● TASK PROMPT
Print every record below exactly as written.
----------
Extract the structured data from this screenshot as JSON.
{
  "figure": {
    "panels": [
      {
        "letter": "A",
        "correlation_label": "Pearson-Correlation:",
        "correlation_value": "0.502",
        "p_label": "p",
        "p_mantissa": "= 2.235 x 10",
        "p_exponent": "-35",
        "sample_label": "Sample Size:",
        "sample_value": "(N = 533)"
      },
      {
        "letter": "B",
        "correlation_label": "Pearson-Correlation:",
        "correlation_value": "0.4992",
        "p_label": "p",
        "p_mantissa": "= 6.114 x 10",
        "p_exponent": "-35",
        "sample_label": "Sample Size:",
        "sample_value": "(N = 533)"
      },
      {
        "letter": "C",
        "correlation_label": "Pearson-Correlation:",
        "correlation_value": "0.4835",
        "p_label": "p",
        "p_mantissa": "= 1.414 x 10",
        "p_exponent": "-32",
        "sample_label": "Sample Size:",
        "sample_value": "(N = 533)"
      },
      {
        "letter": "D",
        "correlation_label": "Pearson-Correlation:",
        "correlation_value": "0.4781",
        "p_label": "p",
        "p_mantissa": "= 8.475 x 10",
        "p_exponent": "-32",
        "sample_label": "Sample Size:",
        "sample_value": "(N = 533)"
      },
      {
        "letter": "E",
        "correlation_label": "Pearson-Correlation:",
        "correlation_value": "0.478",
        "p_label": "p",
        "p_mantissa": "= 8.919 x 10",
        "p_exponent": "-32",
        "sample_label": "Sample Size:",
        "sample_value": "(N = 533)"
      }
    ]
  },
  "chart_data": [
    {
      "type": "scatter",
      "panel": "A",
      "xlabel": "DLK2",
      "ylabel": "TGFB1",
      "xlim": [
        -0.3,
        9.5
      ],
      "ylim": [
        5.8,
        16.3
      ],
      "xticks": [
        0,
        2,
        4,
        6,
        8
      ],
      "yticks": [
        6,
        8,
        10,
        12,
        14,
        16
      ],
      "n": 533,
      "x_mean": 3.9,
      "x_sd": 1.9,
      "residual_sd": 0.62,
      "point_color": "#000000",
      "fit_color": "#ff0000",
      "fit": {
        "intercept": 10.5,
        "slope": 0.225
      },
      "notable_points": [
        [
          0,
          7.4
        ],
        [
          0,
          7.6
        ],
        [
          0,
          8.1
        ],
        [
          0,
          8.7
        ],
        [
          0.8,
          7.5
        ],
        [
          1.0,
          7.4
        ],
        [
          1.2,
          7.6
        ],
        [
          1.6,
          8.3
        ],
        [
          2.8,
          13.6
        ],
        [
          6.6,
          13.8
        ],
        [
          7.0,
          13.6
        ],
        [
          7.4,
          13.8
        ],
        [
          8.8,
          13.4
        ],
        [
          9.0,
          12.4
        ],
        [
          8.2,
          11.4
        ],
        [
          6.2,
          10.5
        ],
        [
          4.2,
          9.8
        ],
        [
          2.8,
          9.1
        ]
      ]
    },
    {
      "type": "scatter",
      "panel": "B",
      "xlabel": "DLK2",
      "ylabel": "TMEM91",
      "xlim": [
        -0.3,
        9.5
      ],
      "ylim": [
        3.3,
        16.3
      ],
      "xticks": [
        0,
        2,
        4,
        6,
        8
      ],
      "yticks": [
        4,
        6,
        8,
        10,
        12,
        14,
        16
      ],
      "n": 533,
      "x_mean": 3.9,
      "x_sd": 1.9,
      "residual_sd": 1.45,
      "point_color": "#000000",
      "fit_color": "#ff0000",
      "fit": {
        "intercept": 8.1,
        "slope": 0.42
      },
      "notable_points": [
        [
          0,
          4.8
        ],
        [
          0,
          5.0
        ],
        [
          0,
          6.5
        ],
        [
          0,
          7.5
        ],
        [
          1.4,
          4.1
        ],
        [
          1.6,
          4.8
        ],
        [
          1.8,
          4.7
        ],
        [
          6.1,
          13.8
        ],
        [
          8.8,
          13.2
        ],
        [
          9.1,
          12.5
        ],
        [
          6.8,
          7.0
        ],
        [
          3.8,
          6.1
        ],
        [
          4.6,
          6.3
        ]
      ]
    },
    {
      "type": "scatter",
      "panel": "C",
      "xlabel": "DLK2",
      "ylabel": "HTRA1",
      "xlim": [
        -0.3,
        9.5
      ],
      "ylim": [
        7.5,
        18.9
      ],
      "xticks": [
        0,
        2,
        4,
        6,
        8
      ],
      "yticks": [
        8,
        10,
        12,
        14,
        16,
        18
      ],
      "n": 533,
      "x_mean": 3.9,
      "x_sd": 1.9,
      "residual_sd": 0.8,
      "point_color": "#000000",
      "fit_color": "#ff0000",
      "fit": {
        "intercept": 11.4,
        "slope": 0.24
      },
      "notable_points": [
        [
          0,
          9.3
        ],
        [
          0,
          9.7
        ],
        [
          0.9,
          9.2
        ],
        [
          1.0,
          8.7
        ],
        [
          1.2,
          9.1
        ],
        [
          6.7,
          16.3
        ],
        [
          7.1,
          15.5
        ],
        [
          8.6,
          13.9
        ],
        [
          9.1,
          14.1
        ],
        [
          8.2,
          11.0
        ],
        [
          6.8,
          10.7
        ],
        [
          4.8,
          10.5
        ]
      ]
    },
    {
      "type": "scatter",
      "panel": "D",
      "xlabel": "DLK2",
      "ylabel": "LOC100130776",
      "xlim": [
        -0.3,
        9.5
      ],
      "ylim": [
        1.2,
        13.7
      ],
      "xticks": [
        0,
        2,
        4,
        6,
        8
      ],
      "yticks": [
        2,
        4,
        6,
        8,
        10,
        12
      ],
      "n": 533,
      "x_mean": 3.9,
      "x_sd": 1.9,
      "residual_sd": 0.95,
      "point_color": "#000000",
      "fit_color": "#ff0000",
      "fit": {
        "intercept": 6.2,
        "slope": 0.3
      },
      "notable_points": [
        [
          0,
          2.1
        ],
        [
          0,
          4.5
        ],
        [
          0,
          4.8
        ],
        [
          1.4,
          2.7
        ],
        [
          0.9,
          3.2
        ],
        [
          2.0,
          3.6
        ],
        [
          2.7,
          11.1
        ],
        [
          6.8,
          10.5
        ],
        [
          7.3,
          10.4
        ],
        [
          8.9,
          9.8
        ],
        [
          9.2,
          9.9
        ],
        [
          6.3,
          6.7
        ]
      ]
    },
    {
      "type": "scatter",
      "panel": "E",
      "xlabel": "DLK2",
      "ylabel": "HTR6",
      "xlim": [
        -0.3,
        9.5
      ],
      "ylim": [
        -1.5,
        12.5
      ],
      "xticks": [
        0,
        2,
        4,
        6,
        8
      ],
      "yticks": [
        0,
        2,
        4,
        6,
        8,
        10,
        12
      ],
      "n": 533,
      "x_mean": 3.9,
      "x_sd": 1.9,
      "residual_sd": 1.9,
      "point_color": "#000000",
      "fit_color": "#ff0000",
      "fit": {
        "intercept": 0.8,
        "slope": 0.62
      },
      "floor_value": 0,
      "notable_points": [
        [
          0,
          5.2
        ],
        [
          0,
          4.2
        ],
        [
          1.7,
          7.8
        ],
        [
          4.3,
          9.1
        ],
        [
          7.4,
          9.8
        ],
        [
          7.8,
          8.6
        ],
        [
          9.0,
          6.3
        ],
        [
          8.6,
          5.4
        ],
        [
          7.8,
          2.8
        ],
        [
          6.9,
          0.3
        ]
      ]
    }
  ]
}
----------
● EXERCISE OUTPUT
Extract the structured data from this screenshot as JSON.
{
  "figure": {
    "panels": [
      {
        "letter": "A",
        "correlation_label": "Pearson-Correlation:",
        "correlation_value": "0.502",
        "p_label": "p",
        "p_mantissa": "= 2.235 x 10",
        "p_exponent": "-35",
        "sample_label": "Sample Size:",
        "sample_value": "(N = 533)"
      },
      {
        "letter": "B",
        "correlation_label": "Pearson-Correlation:",
        "correlation_value": "0.4992",
        "p_label": "p",
        "p_mantissa": "= 6.114 x 10",
        "p_exponent": "-35",
        "sample_label": "Sample Size:",
        "sample_value": "(N = 533)"
      },
      {
        "letter": "C",
        "correlation_label": "Pearson-Correlation:",
        "correlation_value": "0.4835",
        "p_label": "p",
        "p_mantissa": "= 1.414 x 10",
        "p_exponent": "-32",
        "sample_label": "Sample Size:",
        "sample_value": "(N = 533)"
      },
      {
        "letter": "D",
        "correlation_label": "Pearson-Correlation:",
        "correlation_value": "0.4781",
        "p_label": "p",
        "p_mantissa": "= 8.475 x 10",
        "p_exponent": "-32",
        "sample_label": "Sample Size:",
        "sample_value": "(N = 533)"
      },
      {
        "letter": "E",
        "correlation_label": "Pearson-Correlation:",
        "correlation_value": "0.478",
        "p_label": "p",
        "p_mantissa": "= 8.919 x 10",
        "p_exponent": "-32",
        "sample_label": "Sample Size:",
        "sample_value": "(N = 533)"
      }
    ]
  },
  "chart_data": [
    {
      "type": "scatter",
      "panel": "A",
      "xlabel": "DLK2",
      "ylabel": "TGFB1",
      "xlim": [
        -0.3,
        9.5
      ],
      "ylim": [
        5.8,
        16.3
      ],
      "xticks": [
        0,
        2,
        4,
        6,
        8
      ],
      "yticks": [
        6,
        8,
        10,
        12,
        14,
        16
      ],
      "n": 533,
      "x_mean": 3.9,
      "x_sd": 1.9,
      "residual_sd": 0.62,
      "point_color": "#000000",
      "fit_color": "#ff0000",
      "fit": {
        "intercept": 10.5,
        "slope": 0.225
      },
      "notable_points": [
        [
          0,
          7.4
        ],
        [
          0,
          7.6
        ],
        [
          0,
          8.1
        ],
        [
          0,
          8.7
        ],
        [
          0.8,
          7.5
        ],
        [
          1.0,
          7.4
        ],
        [
          1.2,
          7.6
        ],
        [
          1.6,
          8.3
        ],
        [
          2.8,
          13.6
        ],
        [
          6.6,
          13.8
        ],
        [
          7.0,
          13.6
        ],
        [
          7.4,
          13.8
        ],
        [
          8.8,
          13.4
        ],
        [
          9.0,
          12.4
        ],
        [
          8.2,
          11.4
        ],
        [
          6.2,
          10.5
        ],
        [
          4.2,
          9.8
        ],
        [
          2.8,
          9.1
        ]
      ]
    },
    {
      "type": "scatter",
      "panel": "B",
      "xlabel": "DLK2",
      "ylabel": "TMEM91",
      "xlim": [
        -0.3,
        9.5
      ],
      "ylim": [
        3.3,
        16.3
      ],
      "xticks": [
        0,
        2,
        4,
        6,
        8
      ],
      "yticks": [
        4,
        6,
        8,
        10,
        12,
        14,
        16
      ],
      "n": 533,
      "x_mean": 3.9,
      "x_sd": 1.9,
      "residual_sd": 1.45,
      "point_color": "#000000",
      "fit_color": "#ff0000",
      "fit": {
        "intercept": 8.1,
        "slope": 0.42
      },
      "notable_points": [
        [
          0,
          4.8
        ],
        [
          0,
          5.0
        ],
        [
          0,
          6.5
        ],
        [
          0,
          7.5
        ],
        [
          1.4,
          4.1
        ],
        [
          1.6,
          4.8
        ],
        [
          1.8,
          4.7
        ],
        [
          6.1,
          13.8
        ],
        [
          8.8,
          13.2
        ],
        [
          9.1,
          12.5
        ],
        [
          6.8,
          7.0
        ],
        [
          3.8,
          6.1
        ],
        [
          4.6,
          6.3
        ]
      ]
    },
    {
      "type": "scatter",
      "panel": "C",
      "xlabel": "DLK2",
      "ylabel": "HTRA1",
      "xlim": [
        -0.3,
        9.5
      ],
      "ylim": [
        7.5,
        18.9
      ],
      "xticks": [
        0,
        2,
        4,
        6,
        8
      ],
      "yticks": [
        8,
        10,
        12,
        14,
        16,
        18
      ],
      "n": 533,
      "x_mean": 3.9,
      "x_sd": 1.9,
      "residual_sd": 0.8,
      "point_color": "#000000",
      "fit_color": "#ff0000",
      "fit": {
        "intercept": 11.4,
        "slope": 0.24
      },
      "notable_points": [
        [
          0,
          9.3
        ],
        [
          0,
          9.7
        ],
        [
          0.9,
          9.2
        ],
        [
          1.0,
          8.7
        ],
        [
          1.2,
          9.1
        ],
        [
          6.7,
          16.3
        ],
        [
          7.1,
          15.5
        ],
        [
          8.6,
          13.9
        ],
        [
          9.1,
          14.1
        ],
        [
          8.2,
          11.0
        ],
        [
          6.8,
          10.7
        ],
        [
          4.8,
          10.5
        ]
      ]
    },
    {
      "type": "scatter",
      "panel": "D",
      "xlabel": "DLK2",
      "ylabel": "LOC100130776",
      "xlim": [
        -0.3,
        9.5
      ],
      "ylim": [
        1.2,
        13.7
      ],
      "xticks": [
        0,
        2,
        4,
        6,
        8
      ],
      "yticks": [
        2,
        4,
        6,
        8,
        10,
        12
      ],
      "n": 533,
      "x_mean": 3.9,
      "x_sd": 1.9,
      "residual_sd": 0.95,
      "point_color": "#000000",
      "fit_color": "#ff0000",
      "fit": {
        "intercept": 6.2,
        "slope": 0.3
      },
      "notable_points": [
        [
          0,
          2.1
        ],
        [
          0,
          4.5
        ],
        [
          0,
          4.8
        ],
        [
          1.4,
          2.7
        ],
        [
          0.9,
          3.2
        ],
        [
          2.0,
          3.6
        ],
        [
          2.7,
          11.1
        ],
        [
          6.8,
          10.5
        ],
        [
          7.3,
          10.4
        ],
        [
          8.9,
          9.8
        ],
        [
          9.2,
          9.9
        ],
        [
          6.3,
          6.7
        ]
      ]
    },
    {
      "type": "scatter",
      "panel": "E",
      "xlabel": "DLK2",
      "ylabel": "HTR6",
      "xlim": [
        -0.3,
        9.5
      ],
      "ylim": [
        -1.5,
        12.5
      ],
      "xticks": [
        0,
        2,
        4,
        6,
        8
      ],
      "yticks": [
        0,
        2,
        4,
        6,
        8,
        10,
        12
      ],
      "n": 533,
      "x_mean": 3.9,
      "x_sd": 1.9,
      "residual_sd": 1.9,
      "point_color": "#000000",
      "fit_color": "#ff0000",
      "fit": {
        "intercept": 0.8,
        "slope": 0.62
      },
      "floor_value": 0,
      "notable_points": [
        [
          0,
          5.2
        ],
        [
          0,
          4.2
        ],
        [
          1.7,
          7.8
        ],
        [
          4.3,
          9.1
        ],
        [
          7.4,
          9.8
        ],
        [
          7.8,
          8.6
        ],
        [
          9.0,
          6.3
        ],
        [
          8.6,
          5.4
        ],
        [
          7.8,
          2.8
        ],
        [
          6.9,
          0.3
        ]
      ]
    }
  ]
}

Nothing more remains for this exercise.